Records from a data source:
╔══

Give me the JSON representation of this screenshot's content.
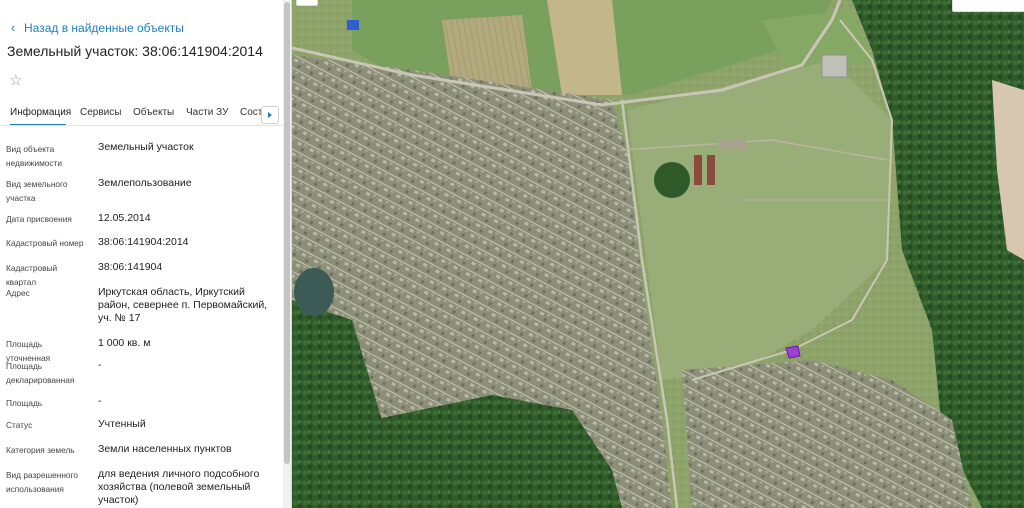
{
  "panel": {
    "back_link": "Назад в найденные объекты",
    "title": "Земельный участок: 38:06:141904:2014",
    "tabs": [
      "Информация",
      "Сервисы",
      "Объекты",
      "Части ЗУ",
      "Соста"
    ],
    "active_tab": 0,
    "properties": [
      {
        "label": "Вид объекта недвижимости",
        "value": "Земельный участок"
      },
      {
        "label": "Вид земельного участка",
        "value": "Землепользование"
      },
      {
        "label": "Дата присвоения",
        "value": "12.05.2014"
      },
      {
        "label": "Кадастровый номер",
        "value": "38:06:141904:2014"
      },
      {
        "label": "Кадастровый квартал",
        "value": "38:06:141904"
      },
      {
        "label": "Адрес",
        "value": "Иркутская область, Иркутский район, севернее п. Первомайский, уч. № 17"
      },
      {
        "label": "Площадь уточненная",
        "value": "1 000 кв. м"
      },
      {
        "label": "Площадь декларированная",
        "value": "-"
      },
      {
        "label": "Площадь",
        "value": "-"
      },
      {
        "label": "Статус",
        "value": "Учтенный"
      },
      {
        "label": "Категория земель",
        "value": "Земли населенных пунктов"
      },
      {
        "label": "Вид разрешенного использования",
        "value": "для ведения личного подсобного хозяйства (полевой земельный участок)"
      }
    ]
  },
  "icons": {
    "back": "chevron-left-icon",
    "favorite": "star-outline-icon",
    "tabs_next": "triangle-right-icon"
  },
  "colors": {
    "accent": "#1f7fc4",
    "parcel_highlight": "#9b3fd6"
  }
}
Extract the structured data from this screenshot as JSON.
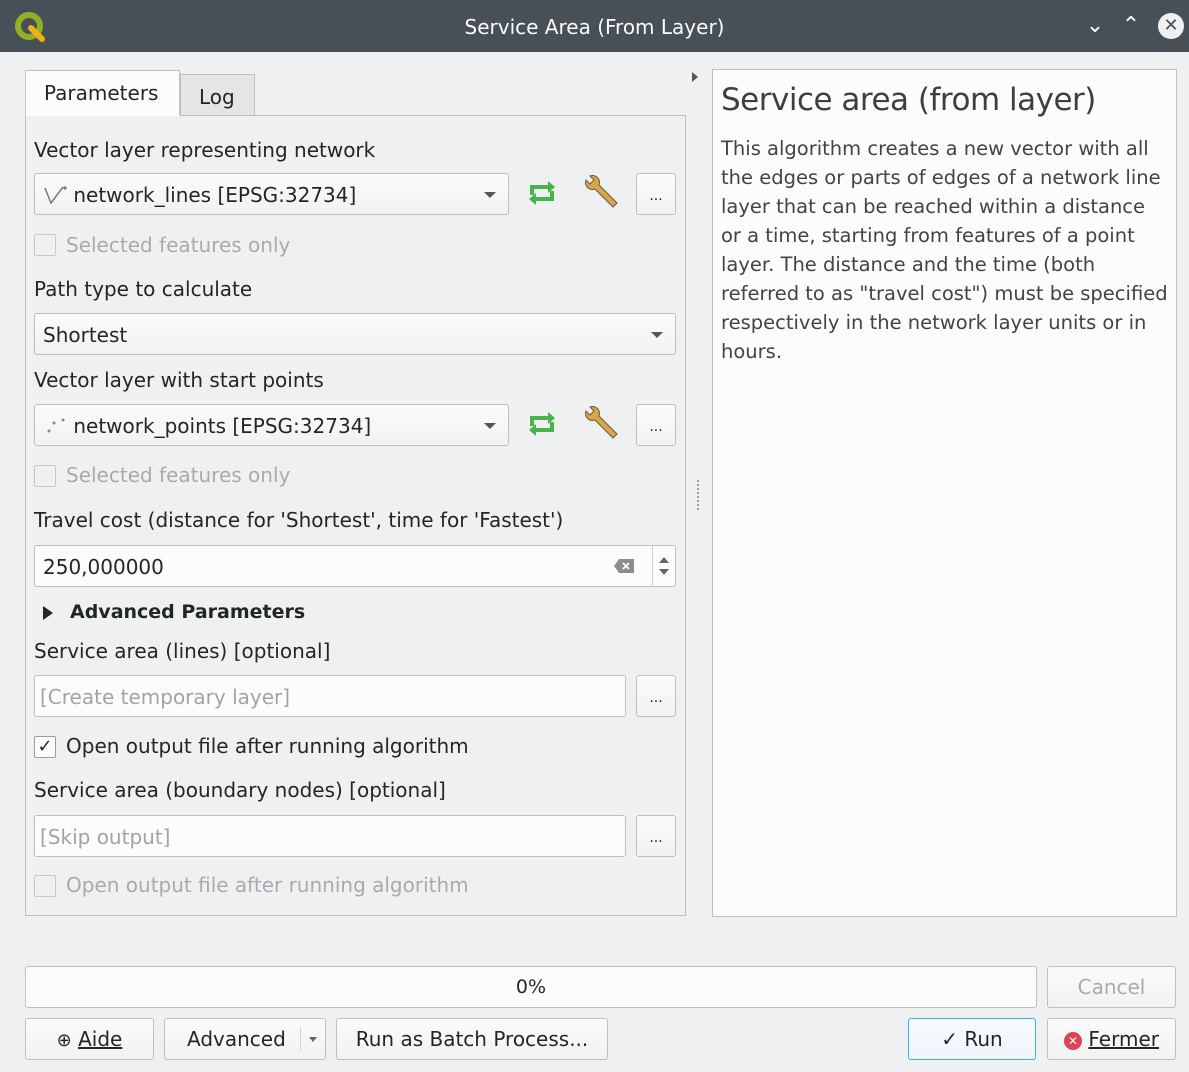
{
  "window": {
    "title": "Service Area (From Layer)"
  },
  "tabs": [
    {
      "label": "Parameters"
    },
    {
      "label": "Log"
    }
  ],
  "params": {
    "network_label": "Vector layer representing network",
    "network_value": "network_lines [EPSG:32734]",
    "selected_only_1": "Selected features only",
    "path_type_label": "Path type to calculate",
    "path_type_value": "Shortest",
    "start_points_label": "Vector layer with start points",
    "start_points_value": "network_points [EPSG:32734]",
    "selected_only_2": "Selected features only",
    "travel_cost_label": "Travel cost (distance for 'Shortest', time for 'Fastest')",
    "travel_cost_value": "250,000000",
    "advanced_label": "Advanced Parameters",
    "sa_lines_label": "Service area (lines) [optional]",
    "sa_lines_placeholder": "[Create temporary layer]",
    "open_output_1": "Open output file after running algorithm",
    "sa_nodes_label": "Service area (boundary nodes) [optional]",
    "sa_nodes_placeholder": "[Skip output]",
    "open_output_2": "Open output file after running algorithm",
    "ellipsis": "..."
  },
  "help": {
    "title": "Service area (from layer)",
    "text": "This algorithm creates a new vector with all the edges or parts of edges of a network line layer that can be reached within a distance or a time, starting from features of a point layer. The distance and the time (both referred to as \"travel cost\") must be specified respectively in the network layer units or in hours."
  },
  "footer": {
    "progress_text": "0%",
    "progress": 0,
    "cancel": "Cancel",
    "help": "Aide",
    "advanced": "Advanced",
    "batch": "Run as Batch Process...",
    "run": "Run",
    "close": "Fermer"
  },
  "colors": {
    "titlebar": "#475057",
    "accent": "#3daee9",
    "close_red": "#da4453",
    "sync_green": "#4ab44a"
  }
}
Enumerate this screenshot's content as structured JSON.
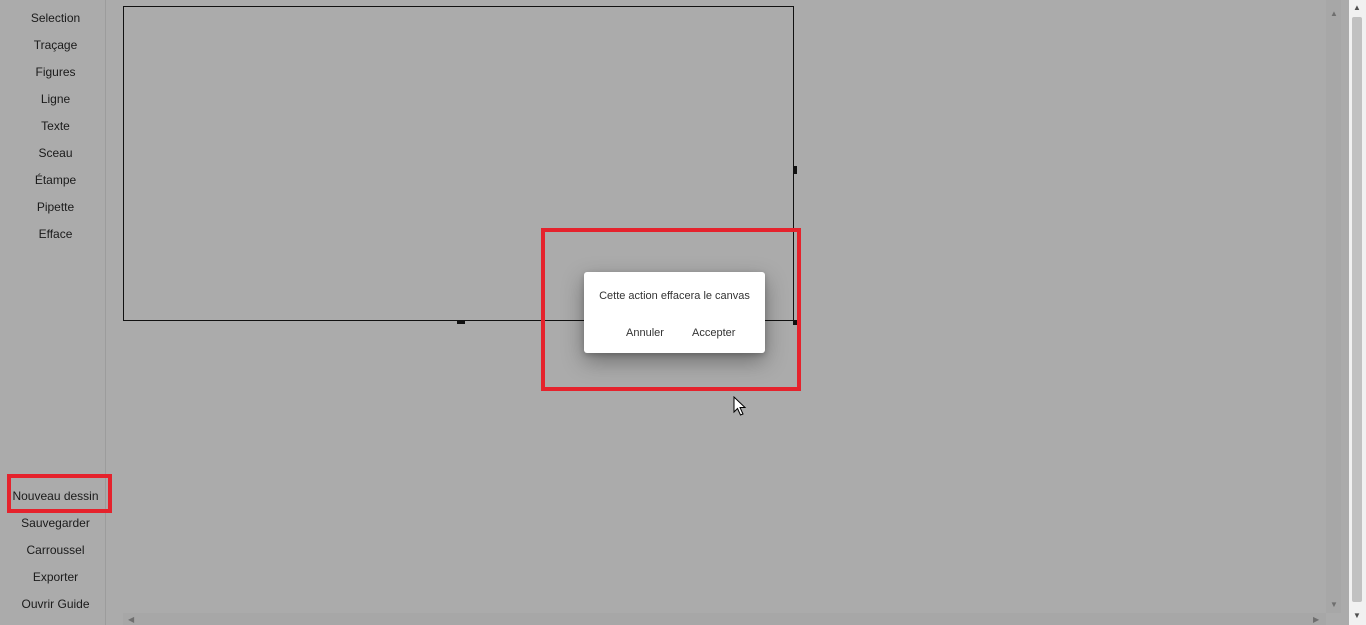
{
  "sidebar": {
    "tools": [
      {
        "label": "Selection"
      },
      {
        "label": "Traçage"
      },
      {
        "label": "Figures"
      },
      {
        "label": "Ligne"
      },
      {
        "label": "Texte"
      },
      {
        "label": "Sceau"
      },
      {
        "label": "Étampe"
      },
      {
        "label": "Pipette"
      },
      {
        "label": "Efface"
      }
    ],
    "actions": [
      {
        "label": "Nouveau dessin"
      },
      {
        "label": "Sauvegarder"
      },
      {
        "label": "Carroussel"
      },
      {
        "label": "Exporter"
      },
      {
        "label": "Ouvrir Guide"
      }
    ]
  },
  "dialog": {
    "message": "Cette action effacera le canvas",
    "cancel_label": "Annuler",
    "accept_label": "Accepter"
  },
  "colors": {
    "background": "#ababab",
    "highlight": "#e5222c",
    "dialog_bg": "#ffffff"
  },
  "icons": {
    "cursor": "mouse-pointer-icon",
    "scroll_up": "arrow-up-icon",
    "scroll_down": "arrow-down-icon",
    "scroll_left": "arrow-left-icon",
    "scroll_right": "arrow-right-icon"
  }
}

╚══

# Prompt
Show every line from the entries above in which "Selected" appears.

# Answer to the task
    "selected_only_1": "Selected features only",
    "selected_only_2": "Selected features only",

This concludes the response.